Take down each entry exactly as written.

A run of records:

»»

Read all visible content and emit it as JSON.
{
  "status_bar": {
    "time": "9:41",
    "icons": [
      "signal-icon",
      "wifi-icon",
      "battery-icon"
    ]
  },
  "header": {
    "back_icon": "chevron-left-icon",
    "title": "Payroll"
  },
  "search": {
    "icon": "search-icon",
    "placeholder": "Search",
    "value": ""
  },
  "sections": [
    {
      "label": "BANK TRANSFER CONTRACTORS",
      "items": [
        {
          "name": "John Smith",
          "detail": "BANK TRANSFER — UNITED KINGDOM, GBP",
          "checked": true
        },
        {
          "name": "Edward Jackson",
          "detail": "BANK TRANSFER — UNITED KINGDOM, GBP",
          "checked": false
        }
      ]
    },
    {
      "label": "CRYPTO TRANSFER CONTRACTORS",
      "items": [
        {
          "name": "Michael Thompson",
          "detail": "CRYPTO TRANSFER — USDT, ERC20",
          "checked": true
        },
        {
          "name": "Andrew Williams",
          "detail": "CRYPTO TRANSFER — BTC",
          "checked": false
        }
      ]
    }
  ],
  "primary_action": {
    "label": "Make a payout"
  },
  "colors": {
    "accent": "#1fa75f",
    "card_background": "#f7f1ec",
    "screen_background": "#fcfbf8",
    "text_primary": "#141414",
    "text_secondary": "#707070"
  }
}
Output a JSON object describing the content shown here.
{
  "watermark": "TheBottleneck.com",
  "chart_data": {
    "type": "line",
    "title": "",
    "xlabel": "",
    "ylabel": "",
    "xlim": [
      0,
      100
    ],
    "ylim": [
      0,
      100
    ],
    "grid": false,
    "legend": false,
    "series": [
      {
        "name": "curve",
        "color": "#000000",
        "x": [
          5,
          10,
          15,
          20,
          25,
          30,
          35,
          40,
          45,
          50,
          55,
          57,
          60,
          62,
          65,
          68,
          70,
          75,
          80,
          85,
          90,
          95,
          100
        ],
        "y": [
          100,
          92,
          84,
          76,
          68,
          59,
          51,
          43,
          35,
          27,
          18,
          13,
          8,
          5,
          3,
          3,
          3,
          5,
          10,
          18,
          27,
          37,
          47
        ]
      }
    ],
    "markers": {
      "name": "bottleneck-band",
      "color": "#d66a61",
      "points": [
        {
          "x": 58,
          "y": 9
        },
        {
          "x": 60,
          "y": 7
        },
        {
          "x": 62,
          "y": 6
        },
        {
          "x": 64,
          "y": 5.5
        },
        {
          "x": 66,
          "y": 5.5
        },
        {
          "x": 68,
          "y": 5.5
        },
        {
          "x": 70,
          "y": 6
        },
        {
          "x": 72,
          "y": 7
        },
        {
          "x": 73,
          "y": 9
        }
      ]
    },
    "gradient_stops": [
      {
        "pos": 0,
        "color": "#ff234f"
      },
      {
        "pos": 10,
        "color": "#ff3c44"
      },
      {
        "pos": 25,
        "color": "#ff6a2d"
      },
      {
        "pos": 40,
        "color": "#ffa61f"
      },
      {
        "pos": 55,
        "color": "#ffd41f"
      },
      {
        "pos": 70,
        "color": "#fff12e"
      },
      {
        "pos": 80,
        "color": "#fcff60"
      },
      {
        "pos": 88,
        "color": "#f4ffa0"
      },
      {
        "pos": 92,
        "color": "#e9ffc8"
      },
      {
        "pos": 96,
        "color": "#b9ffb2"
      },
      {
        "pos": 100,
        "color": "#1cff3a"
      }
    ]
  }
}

««

FINAL RESULT ->
Read all visible content and emit it as JSON.
{
  "status_bar": {
    "time": "9:41",
    "icons": [
      "signal-icon",
      "wifi-icon",
      "battery-icon"
    ]
  },
  "header": {
    "back_icon": "chevron-left-icon",
    "title": "Payroll"
  },
  "search": {
    "icon": "search-icon",
    "placeholder": "Search",
    "value": ""
  },
  "sections": [
    {
      "label": "BANK TRANSFER CONTRACTORS",
      "items": [
        {
          "name": "John Smith",
          "detail": "BANK TRANSFER — UNITED KINGDOM, GBP",
          "checked": true
        },
        {
          "name": "Edward Jackson",
          "detail": "BANK TRANSFER — UNITED KINGDOM, GBP",
          "checked": false
        }
      ]
    },
    {
      "label": "CRYPTO TRANSFER CONTRACTORS",
      "items": [
        {
          "name": "Michael Thompson",
          "detail": "CRYPTO TRANSFER — USDT, ERC20",
          "checked": true
        },
        {
          "name": "Andrew Williams",
          "detail": "CRYPTO TRANSFER — BTC",
          "checked": false
        }
      ]
    }
  ],
  "primary_action": {
    "label": "Make a payout"
  },
  "colors": {
    "accent": "#1fa75f",
    "card_background": "#f7f1ec",
    "screen_background": "#fcfbf8",
    "text_primary": "#141414",
    "text_secondary": "#707070"
  }
}
Output a JSON object describing the content shown here.
{
  "watermark": "TheBottleneck.com",
  "chart_data": {
    "type": "line",
    "title": "",
    "xlabel": "",
    "ylabel": "",
    "xlim": [
      0,
      100
    ],
    "ylim": [
      0,
      100
    ],
    "grid": false,
    "legend": false,
    "series": [
      {
        "name": "curve",
        "color": "#000000",
        "x": [
          5,
          10,
          15,
          20,
          25,
          30,
          35,
          40,
          45,
          50,
          55,
          57,
          60,
          62,
          65,
          68,
          70,
          75,
          80,
          85,
          90,
          95,
          100
        ],
        "y": [
          100,
          92,
          84,
          76,
          68,
          59,
          51,
          43,
          35,
          27,
          18,
          13,
          8,
          5,
          3,
          3,
          3,
          5,
          10,
          18,
          27,
          37,
          47
        ]
      }
    ],
    "markers": {
      "name": "bottleneck-band",
      "color": "#d66a61",
      "points": [
        {
          "x": 58,
          "y": 9
        },
        {
          "x": 60,
          "y": 7
        },
        {
          "x": 62,
          "y": 6
        },
        {
          "x": 64,
          "y": 5.5
        },
        {
          "x": 66,
          "y": 5.5
        },
        {
          "x": 68,
          "y": 5.5
        },
        {
          "x": 70,
          "y": 6
        },
        {
          "x": 72,
          "y": 7
        },
        {
          "x": 73,
          "y": 9
        }
      ]
    },
    "gradient_stops": [
      {
        "pos": 0,
        "color": "#ff234f"
      },
      {
        "pos": 10,
        "color": "#ff3c44"
      },
      {
        "pos": 25,
        "color": "#ff6a2d"
      },
      {
        "pos": 40,
        "color": "#ffa61f"
      },
      {
        "pos": 55,
        "color": "#ffd41f"
      },
      {
        "pos": 70,
        "color": "#fff12e"
      },
      {
        "pos": 80,
        "color": "#fcff60"
      },
      {
        "pos": 88,
        "color": "#f4ffa0"
      },
      {
        "pos": 92,
        "color": "#e9ffc8"
      },
      {
        "pos": 96,
        "color": "#b9ffb2"
      },
      {
        "pos": 100,
        "color": "#1cff3a"
      }
    ]
  }
}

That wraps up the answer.